Reproduce the data below verbatim, line for line, omitting the pictures.

## INPUT MATERIAL
— BEGIN —

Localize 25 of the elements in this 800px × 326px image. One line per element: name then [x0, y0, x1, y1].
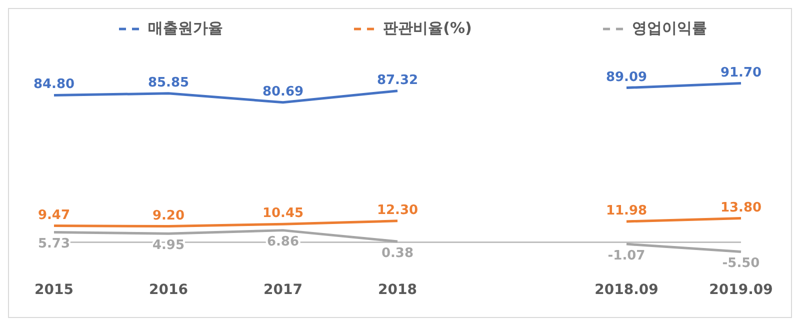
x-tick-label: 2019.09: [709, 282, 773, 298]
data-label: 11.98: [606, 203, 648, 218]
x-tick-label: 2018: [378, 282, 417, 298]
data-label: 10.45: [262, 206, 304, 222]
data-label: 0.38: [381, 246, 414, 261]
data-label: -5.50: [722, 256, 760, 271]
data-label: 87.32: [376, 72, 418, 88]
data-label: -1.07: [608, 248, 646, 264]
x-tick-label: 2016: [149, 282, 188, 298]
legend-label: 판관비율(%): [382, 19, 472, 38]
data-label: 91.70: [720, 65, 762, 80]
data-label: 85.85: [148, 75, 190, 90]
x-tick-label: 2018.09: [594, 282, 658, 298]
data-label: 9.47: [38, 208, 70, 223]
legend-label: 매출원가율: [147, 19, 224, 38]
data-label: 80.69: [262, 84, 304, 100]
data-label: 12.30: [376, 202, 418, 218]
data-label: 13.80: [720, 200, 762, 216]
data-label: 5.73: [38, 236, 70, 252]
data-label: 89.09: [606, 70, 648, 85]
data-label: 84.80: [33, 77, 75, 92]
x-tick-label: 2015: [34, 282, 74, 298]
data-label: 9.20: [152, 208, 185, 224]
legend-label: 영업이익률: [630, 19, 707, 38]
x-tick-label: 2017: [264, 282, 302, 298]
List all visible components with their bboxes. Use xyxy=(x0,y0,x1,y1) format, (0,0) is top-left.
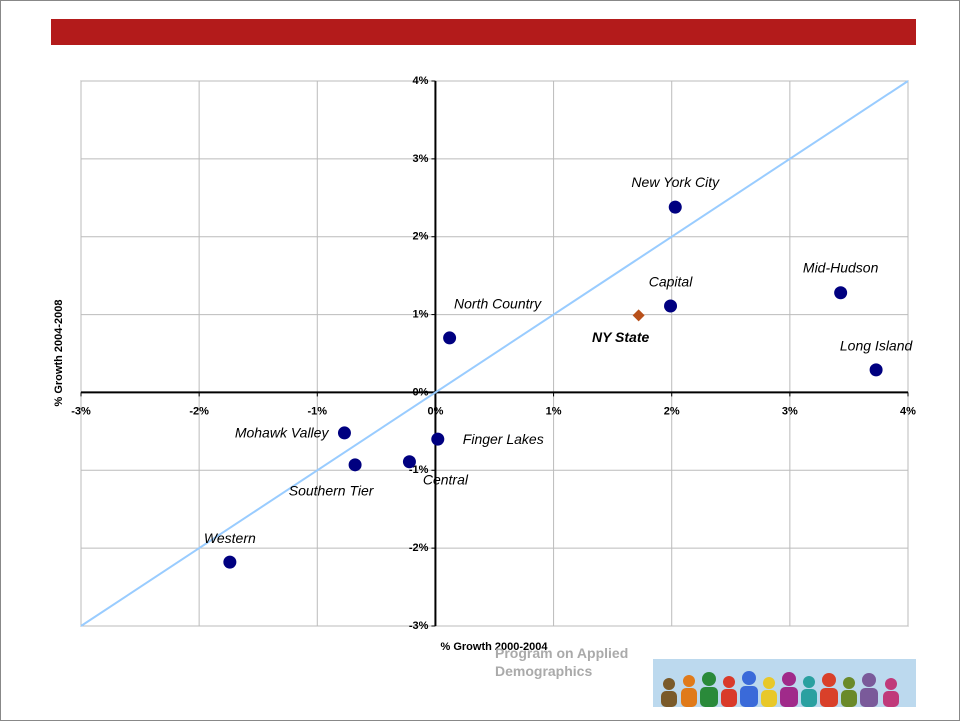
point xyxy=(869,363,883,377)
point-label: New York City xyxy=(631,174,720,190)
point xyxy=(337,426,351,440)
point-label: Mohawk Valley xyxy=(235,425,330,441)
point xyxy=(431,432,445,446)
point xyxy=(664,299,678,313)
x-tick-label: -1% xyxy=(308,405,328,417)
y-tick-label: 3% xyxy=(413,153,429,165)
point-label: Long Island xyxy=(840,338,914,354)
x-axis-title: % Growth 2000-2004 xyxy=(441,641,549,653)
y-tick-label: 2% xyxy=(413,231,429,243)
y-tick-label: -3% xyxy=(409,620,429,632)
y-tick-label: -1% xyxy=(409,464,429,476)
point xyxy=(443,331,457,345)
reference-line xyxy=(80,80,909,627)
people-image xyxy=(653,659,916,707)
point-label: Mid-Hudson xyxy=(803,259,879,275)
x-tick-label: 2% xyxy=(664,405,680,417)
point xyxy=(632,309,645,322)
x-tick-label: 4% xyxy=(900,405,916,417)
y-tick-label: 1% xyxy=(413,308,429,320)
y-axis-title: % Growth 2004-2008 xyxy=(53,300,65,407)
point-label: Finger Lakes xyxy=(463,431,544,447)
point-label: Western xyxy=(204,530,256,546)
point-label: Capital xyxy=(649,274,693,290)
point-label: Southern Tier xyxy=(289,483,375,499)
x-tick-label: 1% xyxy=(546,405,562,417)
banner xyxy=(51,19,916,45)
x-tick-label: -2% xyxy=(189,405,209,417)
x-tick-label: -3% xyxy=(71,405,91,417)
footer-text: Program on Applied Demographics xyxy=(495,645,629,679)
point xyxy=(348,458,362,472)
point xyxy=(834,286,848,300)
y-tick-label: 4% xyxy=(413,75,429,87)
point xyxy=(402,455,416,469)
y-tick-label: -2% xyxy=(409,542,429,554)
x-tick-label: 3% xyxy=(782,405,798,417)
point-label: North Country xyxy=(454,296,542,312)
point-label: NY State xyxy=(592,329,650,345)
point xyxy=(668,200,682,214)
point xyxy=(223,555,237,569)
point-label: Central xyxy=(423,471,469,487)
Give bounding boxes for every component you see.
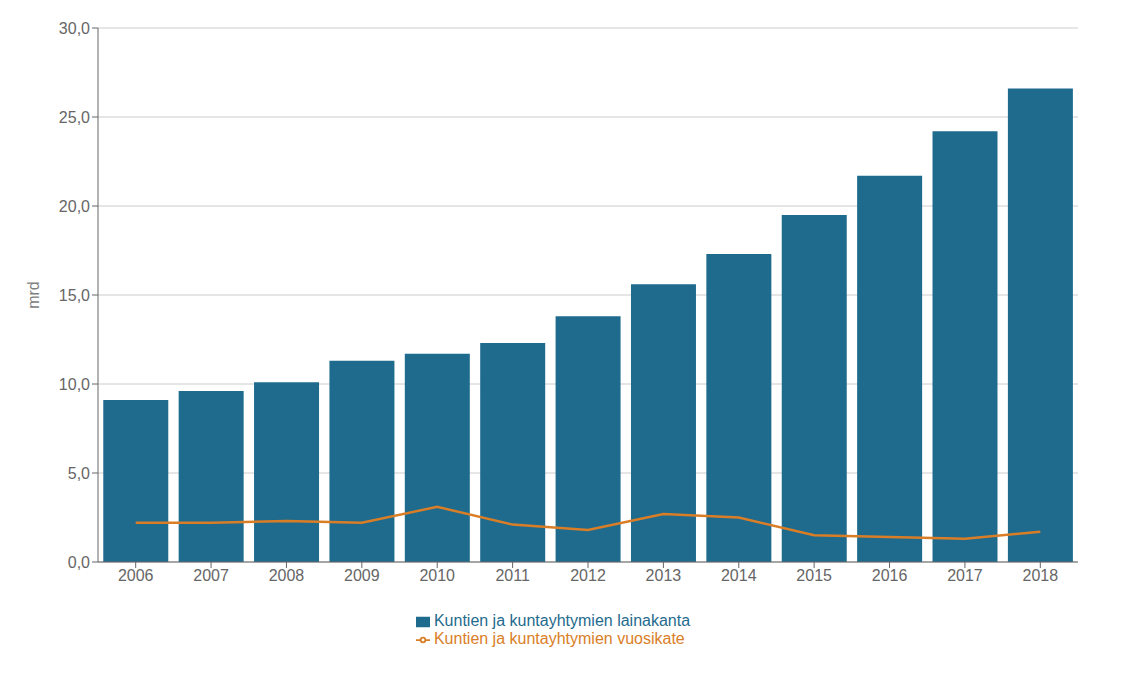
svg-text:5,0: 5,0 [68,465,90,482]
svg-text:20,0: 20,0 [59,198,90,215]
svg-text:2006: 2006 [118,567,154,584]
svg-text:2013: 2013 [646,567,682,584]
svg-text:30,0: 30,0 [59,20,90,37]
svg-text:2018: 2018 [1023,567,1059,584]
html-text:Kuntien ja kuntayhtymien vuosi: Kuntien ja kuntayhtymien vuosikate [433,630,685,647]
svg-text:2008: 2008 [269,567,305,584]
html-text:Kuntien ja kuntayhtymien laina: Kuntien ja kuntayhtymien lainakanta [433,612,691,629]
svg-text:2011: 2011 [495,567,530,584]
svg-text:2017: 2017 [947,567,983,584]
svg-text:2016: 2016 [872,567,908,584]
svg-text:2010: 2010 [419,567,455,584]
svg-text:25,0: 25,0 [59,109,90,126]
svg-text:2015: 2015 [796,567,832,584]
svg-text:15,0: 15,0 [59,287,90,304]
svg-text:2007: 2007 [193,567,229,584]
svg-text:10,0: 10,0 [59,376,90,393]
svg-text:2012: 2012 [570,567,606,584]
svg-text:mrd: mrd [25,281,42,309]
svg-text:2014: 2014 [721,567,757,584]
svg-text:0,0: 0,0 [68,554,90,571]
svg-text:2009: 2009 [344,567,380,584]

— END —

## CORRECT RESPONSE
Localize 25 of the elements in this 800px × 326px image. One line per element: name then [x0, y0, x1, y1].
x-tick-label: 2019.09: [709, 282, 773, 298]
data-label: 11.98: [606, 203, 648, 218]
x-tick-label: 2018: [378, 282, 417, 298]
data-label: 10.45: [262, 206, 304, 222]
data-label: 0.38: [381, 246, 414, 261]
data-label: -5.50: [722, 256, 760, 271]
data-label: 87.32: [376, 72, 418, 88]
data-label: -1.07: [608, 248, 646, 264]
x-tick-label: 2016: [149, 282, 188, 298]
legend-label: 판관비율(%): [382, 19, 472, 38]
data-label: 91.70: [720, 65, 762, 80]
data-label: 85.85: [148, 75, 190, 90]
x-tick-label: 2018.09: [594, 282, 658, 298]
data-label: 9.47: [38, 208, 70, 223]
legend-label: 매출원가율: [147, 19, 224, 38]
data-label: 80.69: [262, 84, 304, 100]
data-label: 12.30: [376, 202, 418, 218]
data-label: 13.80: [720, 200, 762, 216]
data-label: 5.73: [38, 236, 70, 252]
data-label: 89.09: [606, 70, 648, 85]
data-label: 84.80: [33, 77, 75, 92]
x-tick-label: 2015: [34, 282, 74, 298]
data-label: 9.20: [152, 208, 185, 224]
legend-label: 영업이익률: [630, 19, 707, 38]
x-tick-label: 2017: [264, 282, 302, 298]
List all visible components with their bboxes. Use xyxy=(x0,y0,x1,y1) format, (0,0) is top-left.
point xyxy=(869,363,883,377)
point-label: New York City xyxy=(631,174,720,190)
point xyxy=(337,426,351,440)
point-label: Mohawk Valley xyxy=(235,425,330,441)
point xyxy=(431,432,445,446)
point xyxy=(664,299,678,313)
x-tick-label: -1% xyxy=(308,405,328,417)
y-tick-label: 3% xyxy=(413,153,429,165)
point-label: Long Island xyxy=(840,338,914,354)
x-axis-title: % Growth 2000-2004 xyxy=(441,641,549,653)
y-tick-label: 2% xyxy=(413,231,429,243)
y-tick-label: -3% xyxy=(409,620,429,632)
y-tick-label: -1% xyxy=(409,464,429,476)
point xyxy=(443,331,457,345)
reference-line xyxy=(80,80,909,627)
people-image xyxy=(653,659,916,707)
point-label: Mid-Hudson xyxy=(803,259,879,275)
x-tick-label: 2% xyxy=(664,405,680,417)
point xyxy=(632,309,645,322)
x-tick-label: 4% xyxy=(900,405,916,417)
y-tick-label: 1% xyxy=(413,308,429,320)
y-axis-title: % Growth 2004-2008 xyxy=(53,300,65,407)
point-label: Finger Lakes xyxy=(463,431,544,447)
point-label: Western xyxy=(204,530,256,546)
point-label: Capital xyxy=(649,274,693,290)
point-label: Southern Tier xyxy=(289,483,375,499)
x-tick-label: 1% xyxy=(546,405,562,417)
banner xyxy=(51,19,916,45)
x-tick-label: -2% xyxy=(189,405,209,417)
x-tick-label: -3% xyxy=(71,405,91,417)
footer-text: Program on Applied Demographics xyxy=(495,645,629,679)
point xyxy=(348,458,362,472)
point xyxy=(834,286,848,300)
y-tick-label: 4% xyxy=(413,75,429,87)
point xyxy=(402,455,416,469)
y-tick-label: -2% xyxy=(409,542,429,554)
x-tick-label: 3% xyxy=(782,405,798,417)
point-label: North Country xyxy=(454,296,542,312)
point-label: NY State xyxy=(592,329,650,345)
point xyxy=(668,200,682,214)
point xyxy=(223,555,237,569)
point-label: Central xyxy=(423,471,469,487)
Give bounding boxes for every component you see.
svg-text:5,0: 5,0 [68,465,90,482]
svg-text:20,0: 20,0 [59,198,90,215]
svg-text:2006: 2006 [118,567,154,584]
svg-text:2013: 2013 [646,567,682,584]
svg-text:30,0: 30,0 [59,20,90,37]
svg-text:2018: 2018 [1023,567,1059,584]
html-text:Kuntien ja kuntayhtymien vuosi: Kuntien ja kuntayhtymien vuosikate [433,630,685,647]
svg-text:2008: 2008 [269,567,305,584]
html-text:Kuntien ja kuntayhtymien laina: Kuntien ja kuntayhtymien lainakanta [433,612,691,629]
svg-text:2011: 2011 [495,567,530,584]
svg-text:2017: 2017 [947,567,983,584]
svg-text:2016: 2016 [872,567,908,584]
svg-text:2010: 2010 [419,567,455,584]
svg-text:25,0: 25,0 [59,109,90,126]
svg-text:2015: 2015 [796,567,832,584]
svg-text:15,0: 15,0 [59,287,90,304]
svg-text:2007: 2007 [193,567,229,584]
svg-text:10,0: 10,0 [59,376,90,393]
svg-text:2012: 2012 [570,567,606,584]
svg-text:mrd: mrd [25,281,42,309]
svg-text:2014: 2014 [721,567,757,584]
svg-text:0,0: 0,0 [68,554,90,571]
svg-text:2009: 2009 [344,567,380,584]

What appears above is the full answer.